┌──
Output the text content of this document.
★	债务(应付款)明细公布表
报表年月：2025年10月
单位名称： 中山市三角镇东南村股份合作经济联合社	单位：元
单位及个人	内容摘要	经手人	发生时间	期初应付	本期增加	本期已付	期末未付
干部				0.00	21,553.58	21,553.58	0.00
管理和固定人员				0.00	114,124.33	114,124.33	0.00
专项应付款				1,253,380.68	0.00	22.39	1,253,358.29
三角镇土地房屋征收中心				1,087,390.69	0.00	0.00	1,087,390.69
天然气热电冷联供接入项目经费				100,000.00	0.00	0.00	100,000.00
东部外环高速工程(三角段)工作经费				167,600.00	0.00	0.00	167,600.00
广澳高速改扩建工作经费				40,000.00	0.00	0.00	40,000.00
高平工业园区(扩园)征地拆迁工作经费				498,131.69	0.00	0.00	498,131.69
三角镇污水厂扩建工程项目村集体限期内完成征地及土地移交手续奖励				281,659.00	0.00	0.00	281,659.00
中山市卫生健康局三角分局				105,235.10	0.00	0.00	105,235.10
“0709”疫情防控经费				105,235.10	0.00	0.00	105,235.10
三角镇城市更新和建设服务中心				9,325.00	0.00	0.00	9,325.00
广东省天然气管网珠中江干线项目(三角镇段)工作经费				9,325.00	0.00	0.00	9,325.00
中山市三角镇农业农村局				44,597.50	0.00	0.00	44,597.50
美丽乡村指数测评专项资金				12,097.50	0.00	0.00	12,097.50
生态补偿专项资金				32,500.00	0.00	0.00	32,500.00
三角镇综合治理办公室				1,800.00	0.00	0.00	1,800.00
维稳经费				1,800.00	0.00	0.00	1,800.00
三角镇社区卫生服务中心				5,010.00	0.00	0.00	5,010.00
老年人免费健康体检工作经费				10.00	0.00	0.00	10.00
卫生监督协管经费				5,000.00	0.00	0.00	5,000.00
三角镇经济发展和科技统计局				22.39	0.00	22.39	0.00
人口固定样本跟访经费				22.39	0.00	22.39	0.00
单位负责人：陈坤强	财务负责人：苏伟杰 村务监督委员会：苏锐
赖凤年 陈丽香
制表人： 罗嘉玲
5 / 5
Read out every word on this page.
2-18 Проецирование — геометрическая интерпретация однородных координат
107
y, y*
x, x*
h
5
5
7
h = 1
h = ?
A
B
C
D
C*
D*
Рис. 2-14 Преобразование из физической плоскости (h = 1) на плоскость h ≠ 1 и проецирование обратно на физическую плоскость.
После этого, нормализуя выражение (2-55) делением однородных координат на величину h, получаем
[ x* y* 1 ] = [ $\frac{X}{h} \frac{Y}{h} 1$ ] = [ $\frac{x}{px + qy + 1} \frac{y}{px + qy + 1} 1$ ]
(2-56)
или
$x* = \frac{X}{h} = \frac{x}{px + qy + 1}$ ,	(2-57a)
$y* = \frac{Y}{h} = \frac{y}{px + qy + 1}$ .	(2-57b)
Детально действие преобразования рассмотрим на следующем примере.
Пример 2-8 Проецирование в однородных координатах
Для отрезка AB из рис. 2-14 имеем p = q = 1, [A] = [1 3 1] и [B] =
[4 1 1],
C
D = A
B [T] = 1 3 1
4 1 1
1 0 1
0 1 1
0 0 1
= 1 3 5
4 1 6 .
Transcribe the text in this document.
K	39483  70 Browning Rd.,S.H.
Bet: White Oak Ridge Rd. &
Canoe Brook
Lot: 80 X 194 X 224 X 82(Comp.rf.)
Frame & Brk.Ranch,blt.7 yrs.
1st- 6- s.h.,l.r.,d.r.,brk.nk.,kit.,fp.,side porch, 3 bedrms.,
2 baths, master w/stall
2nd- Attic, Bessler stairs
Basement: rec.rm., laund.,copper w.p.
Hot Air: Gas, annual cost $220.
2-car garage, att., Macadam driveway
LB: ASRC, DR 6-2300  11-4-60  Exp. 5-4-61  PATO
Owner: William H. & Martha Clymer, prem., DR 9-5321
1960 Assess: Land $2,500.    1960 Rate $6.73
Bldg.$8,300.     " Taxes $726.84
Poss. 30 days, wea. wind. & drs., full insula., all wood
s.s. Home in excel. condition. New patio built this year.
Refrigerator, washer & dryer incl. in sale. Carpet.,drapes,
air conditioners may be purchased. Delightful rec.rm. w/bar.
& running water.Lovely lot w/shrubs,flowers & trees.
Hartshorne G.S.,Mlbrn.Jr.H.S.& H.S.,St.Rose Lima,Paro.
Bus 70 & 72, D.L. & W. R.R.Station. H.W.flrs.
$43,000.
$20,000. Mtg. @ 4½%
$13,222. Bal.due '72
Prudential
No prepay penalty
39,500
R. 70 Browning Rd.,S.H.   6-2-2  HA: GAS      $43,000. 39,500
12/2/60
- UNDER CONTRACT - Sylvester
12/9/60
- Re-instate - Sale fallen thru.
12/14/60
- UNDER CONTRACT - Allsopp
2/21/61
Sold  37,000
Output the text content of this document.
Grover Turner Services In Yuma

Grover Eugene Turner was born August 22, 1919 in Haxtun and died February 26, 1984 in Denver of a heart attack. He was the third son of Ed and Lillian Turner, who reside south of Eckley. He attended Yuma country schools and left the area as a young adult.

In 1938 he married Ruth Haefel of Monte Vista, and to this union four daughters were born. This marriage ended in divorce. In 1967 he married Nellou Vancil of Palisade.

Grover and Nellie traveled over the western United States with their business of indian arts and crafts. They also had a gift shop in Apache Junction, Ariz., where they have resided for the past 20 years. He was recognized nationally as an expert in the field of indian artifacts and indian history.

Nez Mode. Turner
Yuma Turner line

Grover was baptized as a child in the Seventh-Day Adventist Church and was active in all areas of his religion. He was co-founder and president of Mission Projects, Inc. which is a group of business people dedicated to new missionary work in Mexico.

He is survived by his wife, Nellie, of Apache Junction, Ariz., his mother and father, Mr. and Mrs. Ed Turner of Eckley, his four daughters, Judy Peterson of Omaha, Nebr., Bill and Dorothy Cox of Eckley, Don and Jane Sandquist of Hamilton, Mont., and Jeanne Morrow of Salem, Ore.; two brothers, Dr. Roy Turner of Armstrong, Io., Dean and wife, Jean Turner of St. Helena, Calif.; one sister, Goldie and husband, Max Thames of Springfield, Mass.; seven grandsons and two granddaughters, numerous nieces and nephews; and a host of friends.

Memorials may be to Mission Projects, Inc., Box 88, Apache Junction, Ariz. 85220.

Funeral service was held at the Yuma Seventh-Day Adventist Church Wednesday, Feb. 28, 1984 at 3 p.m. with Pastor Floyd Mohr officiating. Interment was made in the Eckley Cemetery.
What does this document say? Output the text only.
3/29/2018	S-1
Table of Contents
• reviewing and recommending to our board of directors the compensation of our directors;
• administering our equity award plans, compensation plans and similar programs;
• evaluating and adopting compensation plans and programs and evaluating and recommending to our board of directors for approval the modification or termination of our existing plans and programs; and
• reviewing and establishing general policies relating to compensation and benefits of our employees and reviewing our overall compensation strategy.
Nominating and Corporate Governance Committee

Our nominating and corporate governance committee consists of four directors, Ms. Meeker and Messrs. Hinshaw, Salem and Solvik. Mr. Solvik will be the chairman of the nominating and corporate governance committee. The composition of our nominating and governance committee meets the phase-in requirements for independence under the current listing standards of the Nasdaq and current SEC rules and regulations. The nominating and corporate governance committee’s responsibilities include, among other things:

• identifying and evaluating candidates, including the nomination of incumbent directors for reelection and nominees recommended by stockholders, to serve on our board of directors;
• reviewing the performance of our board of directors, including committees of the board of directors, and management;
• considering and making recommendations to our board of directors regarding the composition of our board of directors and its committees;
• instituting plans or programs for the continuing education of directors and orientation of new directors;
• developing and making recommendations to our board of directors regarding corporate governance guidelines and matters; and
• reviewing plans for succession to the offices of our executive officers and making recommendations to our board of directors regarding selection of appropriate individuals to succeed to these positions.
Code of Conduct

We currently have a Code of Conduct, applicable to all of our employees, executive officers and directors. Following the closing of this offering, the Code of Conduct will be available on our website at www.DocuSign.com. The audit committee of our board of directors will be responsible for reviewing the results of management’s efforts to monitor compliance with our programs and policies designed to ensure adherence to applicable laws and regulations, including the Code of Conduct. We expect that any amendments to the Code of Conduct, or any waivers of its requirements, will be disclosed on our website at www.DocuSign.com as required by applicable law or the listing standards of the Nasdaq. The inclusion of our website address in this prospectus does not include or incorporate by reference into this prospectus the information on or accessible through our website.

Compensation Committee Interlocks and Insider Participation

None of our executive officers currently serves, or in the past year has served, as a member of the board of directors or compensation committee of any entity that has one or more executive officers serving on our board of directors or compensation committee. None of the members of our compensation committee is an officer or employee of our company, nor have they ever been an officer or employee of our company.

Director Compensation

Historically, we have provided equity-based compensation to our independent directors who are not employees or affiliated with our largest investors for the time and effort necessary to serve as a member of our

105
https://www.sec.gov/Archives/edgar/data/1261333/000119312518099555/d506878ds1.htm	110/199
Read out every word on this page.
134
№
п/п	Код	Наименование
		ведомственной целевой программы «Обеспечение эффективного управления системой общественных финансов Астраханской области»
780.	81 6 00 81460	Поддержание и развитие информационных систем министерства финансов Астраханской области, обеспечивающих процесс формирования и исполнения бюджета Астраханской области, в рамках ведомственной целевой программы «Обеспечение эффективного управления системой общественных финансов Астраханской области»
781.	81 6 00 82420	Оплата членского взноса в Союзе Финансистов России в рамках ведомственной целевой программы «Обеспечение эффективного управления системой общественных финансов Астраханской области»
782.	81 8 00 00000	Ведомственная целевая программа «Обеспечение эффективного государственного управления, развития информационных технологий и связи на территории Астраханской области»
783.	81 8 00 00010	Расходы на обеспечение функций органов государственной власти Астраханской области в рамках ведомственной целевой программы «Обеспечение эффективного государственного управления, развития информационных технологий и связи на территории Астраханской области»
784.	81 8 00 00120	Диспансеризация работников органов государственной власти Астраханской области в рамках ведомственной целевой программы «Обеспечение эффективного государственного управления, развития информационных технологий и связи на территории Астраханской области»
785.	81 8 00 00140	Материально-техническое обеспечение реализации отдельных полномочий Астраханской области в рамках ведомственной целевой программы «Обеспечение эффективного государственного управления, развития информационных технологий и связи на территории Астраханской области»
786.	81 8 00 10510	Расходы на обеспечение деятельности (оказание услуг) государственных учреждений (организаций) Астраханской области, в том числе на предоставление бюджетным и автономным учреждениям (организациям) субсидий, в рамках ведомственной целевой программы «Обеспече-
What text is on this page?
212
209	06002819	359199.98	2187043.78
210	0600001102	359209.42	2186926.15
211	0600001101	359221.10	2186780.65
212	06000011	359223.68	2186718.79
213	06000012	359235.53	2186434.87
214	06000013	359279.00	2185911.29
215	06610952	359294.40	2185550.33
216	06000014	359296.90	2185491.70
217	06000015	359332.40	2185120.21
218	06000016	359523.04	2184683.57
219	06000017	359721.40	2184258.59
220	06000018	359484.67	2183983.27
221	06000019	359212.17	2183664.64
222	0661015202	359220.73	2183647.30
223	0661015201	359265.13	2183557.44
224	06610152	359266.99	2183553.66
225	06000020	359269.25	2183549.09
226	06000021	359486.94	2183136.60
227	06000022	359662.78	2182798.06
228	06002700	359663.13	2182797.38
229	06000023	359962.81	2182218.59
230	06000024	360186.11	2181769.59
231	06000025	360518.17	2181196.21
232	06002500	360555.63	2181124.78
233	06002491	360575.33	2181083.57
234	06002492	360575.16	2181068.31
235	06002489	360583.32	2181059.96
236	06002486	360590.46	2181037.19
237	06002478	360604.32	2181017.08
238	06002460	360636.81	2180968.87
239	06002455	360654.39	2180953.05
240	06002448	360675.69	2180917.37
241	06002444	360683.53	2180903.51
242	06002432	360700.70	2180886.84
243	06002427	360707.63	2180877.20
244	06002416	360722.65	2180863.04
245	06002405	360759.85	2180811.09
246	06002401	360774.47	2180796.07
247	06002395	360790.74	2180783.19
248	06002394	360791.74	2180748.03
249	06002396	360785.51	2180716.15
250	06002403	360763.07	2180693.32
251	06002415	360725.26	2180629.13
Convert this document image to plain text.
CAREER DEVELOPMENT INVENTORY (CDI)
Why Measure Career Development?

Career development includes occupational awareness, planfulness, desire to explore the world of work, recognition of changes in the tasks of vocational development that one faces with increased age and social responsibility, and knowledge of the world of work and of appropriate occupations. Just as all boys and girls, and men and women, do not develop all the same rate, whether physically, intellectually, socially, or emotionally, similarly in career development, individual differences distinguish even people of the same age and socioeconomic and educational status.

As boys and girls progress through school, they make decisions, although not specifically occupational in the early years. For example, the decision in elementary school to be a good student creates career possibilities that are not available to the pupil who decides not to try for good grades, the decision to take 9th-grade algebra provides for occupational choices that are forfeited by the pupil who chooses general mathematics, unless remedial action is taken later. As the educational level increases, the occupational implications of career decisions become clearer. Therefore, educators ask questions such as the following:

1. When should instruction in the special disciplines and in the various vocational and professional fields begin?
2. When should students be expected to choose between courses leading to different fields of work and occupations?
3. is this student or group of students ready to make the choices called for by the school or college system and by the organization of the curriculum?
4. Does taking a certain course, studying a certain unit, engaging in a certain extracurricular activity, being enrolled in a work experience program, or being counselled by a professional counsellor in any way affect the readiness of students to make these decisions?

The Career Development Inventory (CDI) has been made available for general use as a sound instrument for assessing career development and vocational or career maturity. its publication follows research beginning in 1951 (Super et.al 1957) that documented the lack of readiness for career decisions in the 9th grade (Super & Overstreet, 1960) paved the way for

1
└──
## Task details
Review the preceding data and report every line that includes the string "policies".

## Exercise response
• reviewing and establishing general policies relating to compensation and benefits of our employees and reviewing our overall compensation strategy.
We currently have a Code of Conduct, applicable to all of our employees, executive officers and directors. Following the closing of this offering, the Code of Conduct will be available on our website at www.DocuSign.com. The audit committee of our board of directors will be responsible for reviewing the results of management’s efforts to monitor compliance with our programs and policies designed to ensure adherence to applicable laws and regulations, including the Code of Conduct. We expect that any amendments to the Code of Conduct, or any waivers of its requirements, will be disclosed on our website at www.DocuSign.com as required by applicable law or the listing standards of the Nasdaq. The inclusion of our website address in this prospectus does not include or incorporate by reference into this prospectus the information on or accessible through our website.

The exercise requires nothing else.